* **Supplied data**
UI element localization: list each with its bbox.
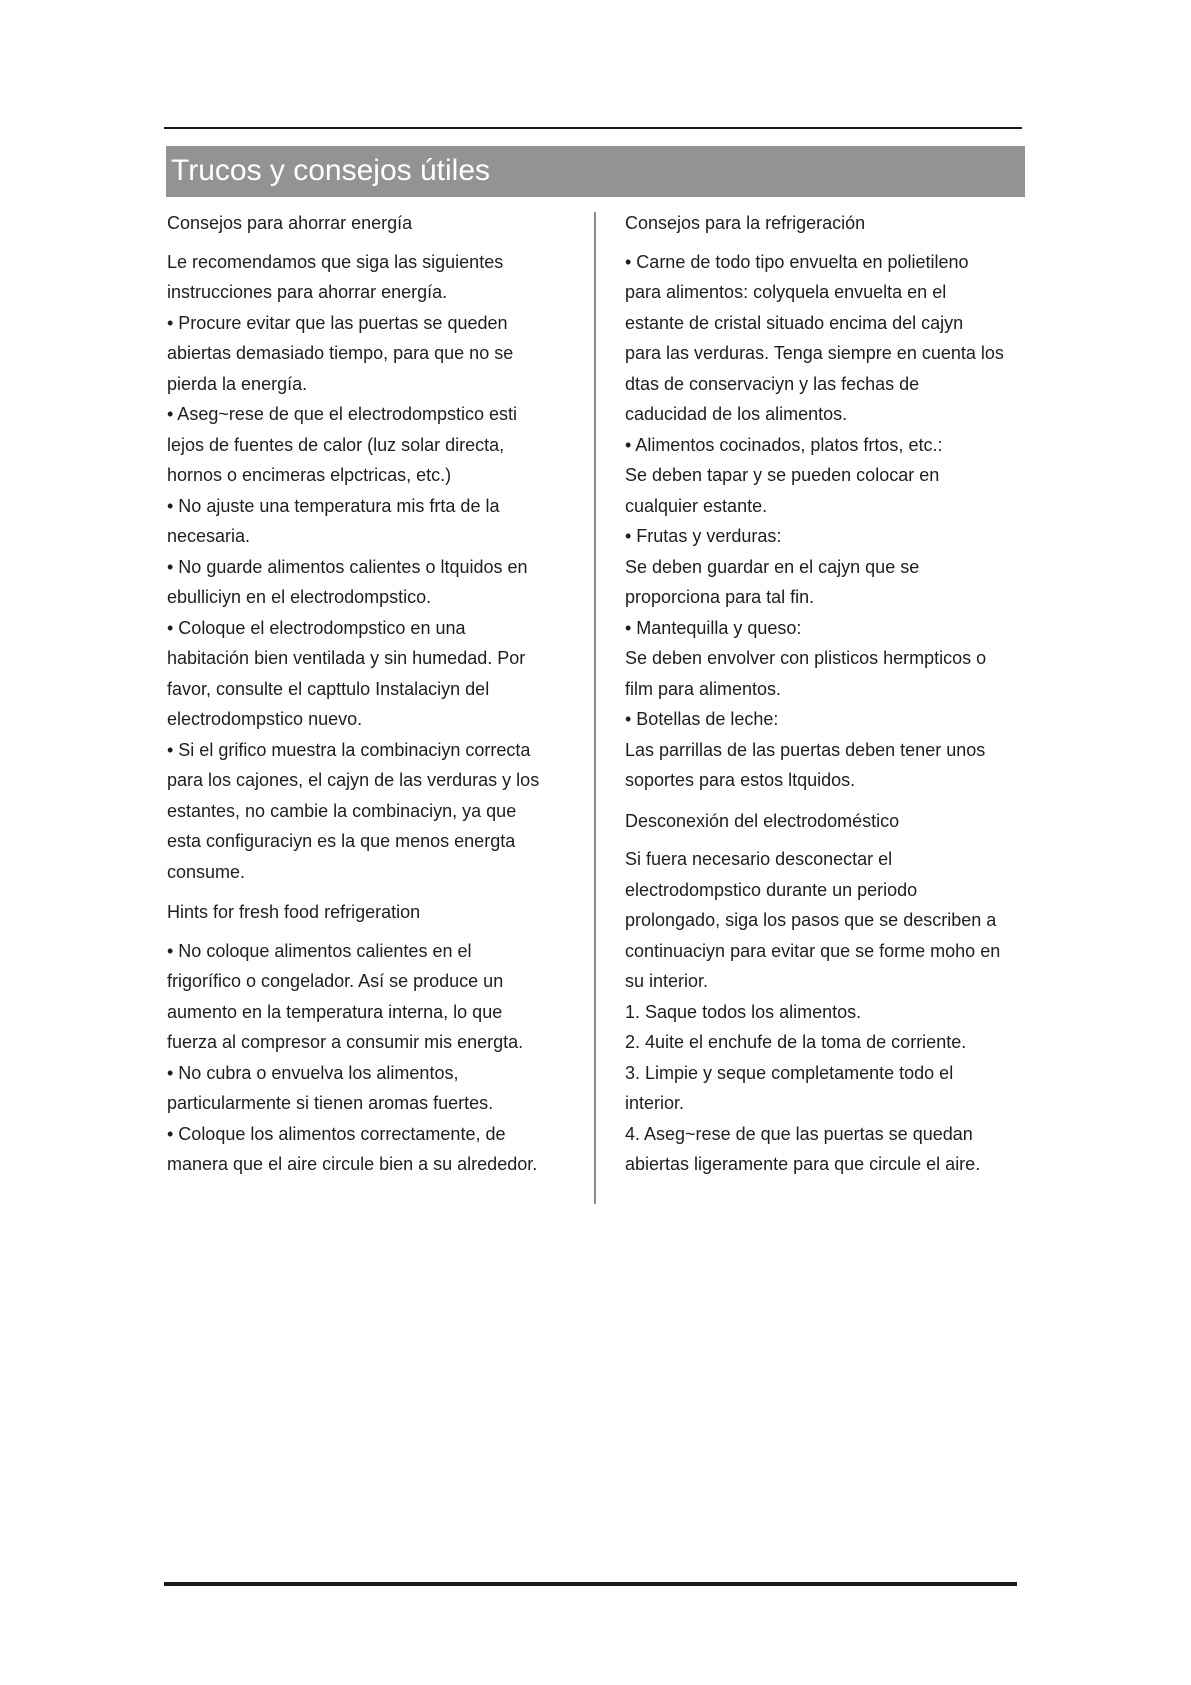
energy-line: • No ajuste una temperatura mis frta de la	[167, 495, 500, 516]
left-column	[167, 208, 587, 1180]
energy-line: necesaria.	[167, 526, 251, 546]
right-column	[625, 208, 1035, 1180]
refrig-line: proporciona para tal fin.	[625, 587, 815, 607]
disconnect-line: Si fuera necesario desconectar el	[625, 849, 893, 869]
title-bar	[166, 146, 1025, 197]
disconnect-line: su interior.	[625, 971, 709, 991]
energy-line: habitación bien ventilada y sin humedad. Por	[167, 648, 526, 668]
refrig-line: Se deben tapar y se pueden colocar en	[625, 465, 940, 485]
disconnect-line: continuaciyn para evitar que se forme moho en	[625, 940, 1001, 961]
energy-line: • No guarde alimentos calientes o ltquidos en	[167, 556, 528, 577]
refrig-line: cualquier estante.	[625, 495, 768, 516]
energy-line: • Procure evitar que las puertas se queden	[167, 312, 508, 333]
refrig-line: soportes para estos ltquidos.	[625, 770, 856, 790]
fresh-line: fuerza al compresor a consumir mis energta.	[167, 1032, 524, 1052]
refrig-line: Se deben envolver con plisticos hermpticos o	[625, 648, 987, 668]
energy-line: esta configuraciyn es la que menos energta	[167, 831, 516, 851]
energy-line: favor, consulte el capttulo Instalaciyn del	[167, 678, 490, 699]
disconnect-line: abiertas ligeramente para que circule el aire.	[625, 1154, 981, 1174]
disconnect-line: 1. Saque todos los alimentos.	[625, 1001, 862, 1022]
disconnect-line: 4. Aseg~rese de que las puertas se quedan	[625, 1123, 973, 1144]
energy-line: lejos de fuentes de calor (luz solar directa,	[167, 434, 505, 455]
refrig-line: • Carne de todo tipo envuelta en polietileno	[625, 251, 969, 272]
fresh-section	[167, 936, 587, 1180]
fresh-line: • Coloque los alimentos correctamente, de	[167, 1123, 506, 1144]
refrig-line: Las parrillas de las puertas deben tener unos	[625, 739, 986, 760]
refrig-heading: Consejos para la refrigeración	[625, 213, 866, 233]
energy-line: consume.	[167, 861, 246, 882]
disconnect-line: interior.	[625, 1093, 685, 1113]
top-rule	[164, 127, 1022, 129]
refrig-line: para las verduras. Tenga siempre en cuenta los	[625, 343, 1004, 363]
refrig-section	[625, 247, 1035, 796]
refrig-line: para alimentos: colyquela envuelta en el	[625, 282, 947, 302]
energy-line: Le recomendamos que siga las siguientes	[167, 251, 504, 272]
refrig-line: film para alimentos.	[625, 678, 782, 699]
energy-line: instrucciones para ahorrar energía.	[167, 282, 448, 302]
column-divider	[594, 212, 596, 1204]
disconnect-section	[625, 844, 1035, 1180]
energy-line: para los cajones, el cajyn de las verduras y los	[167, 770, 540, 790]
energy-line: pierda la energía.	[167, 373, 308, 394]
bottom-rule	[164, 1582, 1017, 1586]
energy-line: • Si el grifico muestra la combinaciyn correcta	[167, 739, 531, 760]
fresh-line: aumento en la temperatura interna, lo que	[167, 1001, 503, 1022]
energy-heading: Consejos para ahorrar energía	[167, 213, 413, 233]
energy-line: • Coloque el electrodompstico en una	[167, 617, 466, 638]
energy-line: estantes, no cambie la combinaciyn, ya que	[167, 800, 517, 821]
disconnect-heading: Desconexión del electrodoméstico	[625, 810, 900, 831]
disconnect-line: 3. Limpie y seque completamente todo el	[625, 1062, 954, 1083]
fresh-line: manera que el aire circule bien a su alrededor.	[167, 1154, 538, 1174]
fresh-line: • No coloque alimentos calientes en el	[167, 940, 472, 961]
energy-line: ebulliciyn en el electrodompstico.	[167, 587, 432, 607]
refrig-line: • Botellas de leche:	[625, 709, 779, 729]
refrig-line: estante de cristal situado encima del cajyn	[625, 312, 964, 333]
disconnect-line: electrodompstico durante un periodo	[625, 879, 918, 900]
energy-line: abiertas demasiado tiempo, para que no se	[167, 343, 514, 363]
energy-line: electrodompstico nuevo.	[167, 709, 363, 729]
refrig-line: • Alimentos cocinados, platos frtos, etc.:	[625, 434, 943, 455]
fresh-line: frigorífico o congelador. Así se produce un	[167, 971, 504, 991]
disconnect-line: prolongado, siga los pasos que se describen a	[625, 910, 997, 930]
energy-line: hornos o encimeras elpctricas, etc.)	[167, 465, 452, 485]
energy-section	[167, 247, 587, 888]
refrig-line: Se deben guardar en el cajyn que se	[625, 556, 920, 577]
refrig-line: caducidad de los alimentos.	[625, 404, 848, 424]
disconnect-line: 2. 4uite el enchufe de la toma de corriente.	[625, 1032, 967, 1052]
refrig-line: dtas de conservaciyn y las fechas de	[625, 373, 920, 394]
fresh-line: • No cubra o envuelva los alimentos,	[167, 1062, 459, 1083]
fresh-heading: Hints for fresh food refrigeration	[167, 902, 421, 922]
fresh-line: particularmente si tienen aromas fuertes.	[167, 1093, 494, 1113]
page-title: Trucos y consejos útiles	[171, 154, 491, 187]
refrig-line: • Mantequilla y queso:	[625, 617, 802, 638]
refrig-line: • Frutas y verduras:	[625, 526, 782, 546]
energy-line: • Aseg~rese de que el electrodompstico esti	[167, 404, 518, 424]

* **Work required**
Copy the items from the line with "energy-line: • No ajuste" up to and including the line with "146, 1025, 197]", keeping every character unchanged.

* **Output below**
energy-line: • No ajuste una temperatura mis frta de la	[167, 495, 500, 516]
left-column	[167, 208, 587, 1180]
energy-line: necesaria.	[167, 526, 251, 546]
right-column	[625, 208, 1035, 1180]
refrig-line: proporciona para tal fin.	[625, 587, 815, 607]
disconnect-line: Si fuera necesario desconectar el	[625, 849, 893, 869]
title-bar	[166, 146, 1025, 197]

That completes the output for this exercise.